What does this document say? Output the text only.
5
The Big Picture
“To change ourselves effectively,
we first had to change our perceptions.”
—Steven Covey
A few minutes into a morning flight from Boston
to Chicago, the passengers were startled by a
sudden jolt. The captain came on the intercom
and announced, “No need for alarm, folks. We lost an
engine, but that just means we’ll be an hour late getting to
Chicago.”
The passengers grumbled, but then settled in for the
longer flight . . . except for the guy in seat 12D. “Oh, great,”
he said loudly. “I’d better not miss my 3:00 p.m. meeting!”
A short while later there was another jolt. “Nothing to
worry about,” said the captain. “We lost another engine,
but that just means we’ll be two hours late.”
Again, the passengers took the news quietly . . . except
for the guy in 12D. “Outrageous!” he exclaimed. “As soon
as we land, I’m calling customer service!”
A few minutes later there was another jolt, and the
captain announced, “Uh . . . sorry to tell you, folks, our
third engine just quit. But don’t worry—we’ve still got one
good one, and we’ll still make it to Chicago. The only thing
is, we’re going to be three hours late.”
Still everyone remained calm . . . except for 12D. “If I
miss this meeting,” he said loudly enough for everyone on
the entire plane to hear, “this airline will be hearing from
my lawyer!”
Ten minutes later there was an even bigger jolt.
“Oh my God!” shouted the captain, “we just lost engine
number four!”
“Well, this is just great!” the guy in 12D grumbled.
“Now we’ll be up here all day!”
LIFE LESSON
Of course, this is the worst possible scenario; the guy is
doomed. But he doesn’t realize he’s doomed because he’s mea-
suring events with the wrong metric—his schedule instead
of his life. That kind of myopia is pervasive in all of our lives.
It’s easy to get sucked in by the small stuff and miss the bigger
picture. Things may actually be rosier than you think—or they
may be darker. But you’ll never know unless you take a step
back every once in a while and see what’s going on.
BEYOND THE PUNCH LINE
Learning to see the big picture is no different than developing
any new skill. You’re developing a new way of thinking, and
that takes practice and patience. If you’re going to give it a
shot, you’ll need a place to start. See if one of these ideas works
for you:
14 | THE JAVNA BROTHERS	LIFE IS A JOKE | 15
..........
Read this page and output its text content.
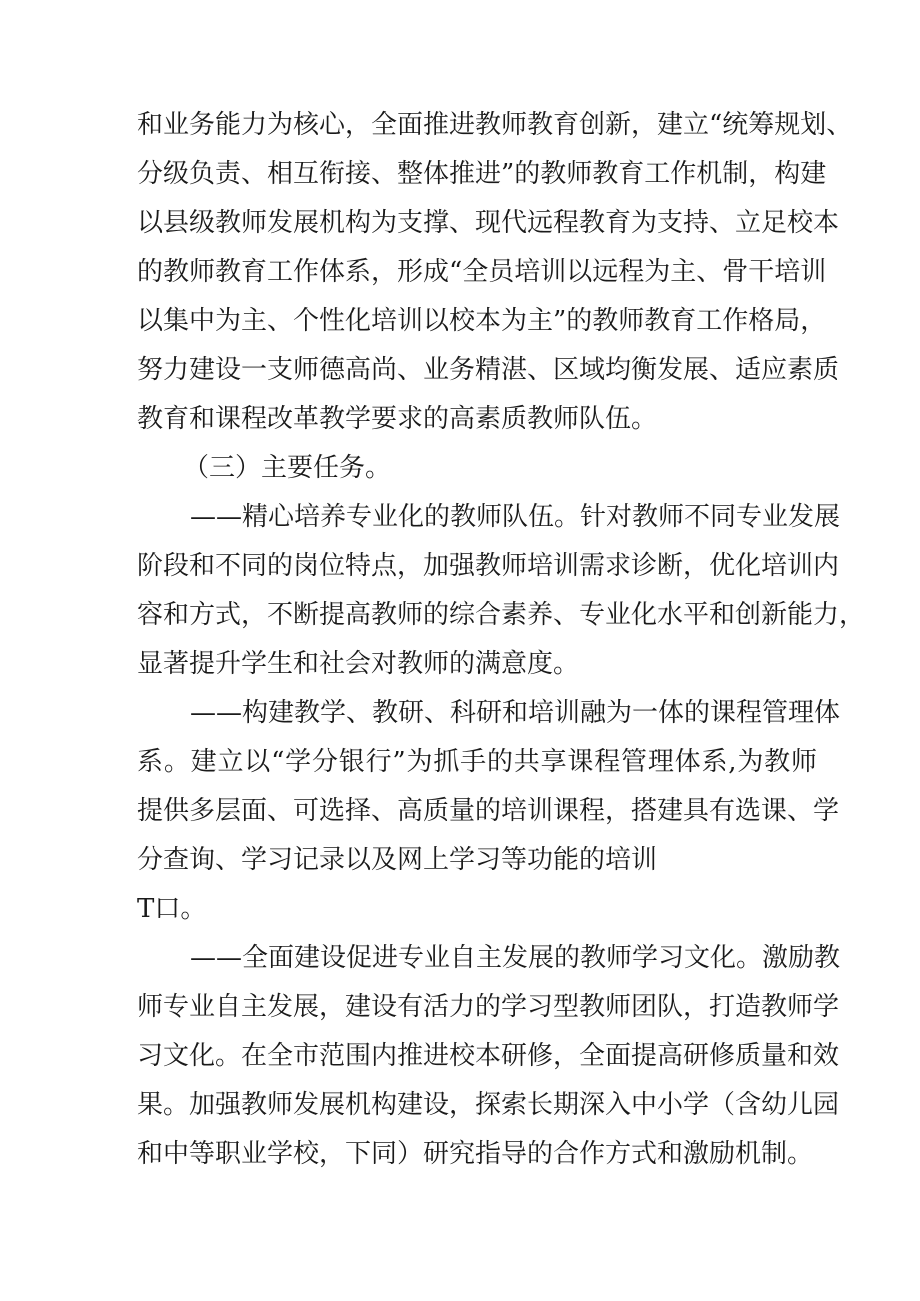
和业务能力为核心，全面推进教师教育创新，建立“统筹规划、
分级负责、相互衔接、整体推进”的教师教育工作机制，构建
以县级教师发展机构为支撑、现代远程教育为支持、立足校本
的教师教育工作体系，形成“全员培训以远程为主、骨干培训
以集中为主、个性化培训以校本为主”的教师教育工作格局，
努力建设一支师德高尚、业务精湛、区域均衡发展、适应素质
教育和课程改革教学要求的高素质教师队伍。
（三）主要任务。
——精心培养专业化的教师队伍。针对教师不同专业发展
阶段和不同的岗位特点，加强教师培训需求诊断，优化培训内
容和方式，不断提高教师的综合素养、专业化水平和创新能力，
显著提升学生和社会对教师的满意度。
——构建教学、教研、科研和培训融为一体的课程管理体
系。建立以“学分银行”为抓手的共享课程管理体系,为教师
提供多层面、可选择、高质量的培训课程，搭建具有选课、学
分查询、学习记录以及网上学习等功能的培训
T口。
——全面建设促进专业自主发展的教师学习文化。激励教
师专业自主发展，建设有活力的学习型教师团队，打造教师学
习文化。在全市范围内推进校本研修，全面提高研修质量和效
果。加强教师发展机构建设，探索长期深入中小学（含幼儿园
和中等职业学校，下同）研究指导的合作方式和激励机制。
..........
Gather up the lines that contain the word "developing".

== Answer to the problem ==
Learning to see the big picture is no different than developing
any new skill. You’re developing a new way of thinking, and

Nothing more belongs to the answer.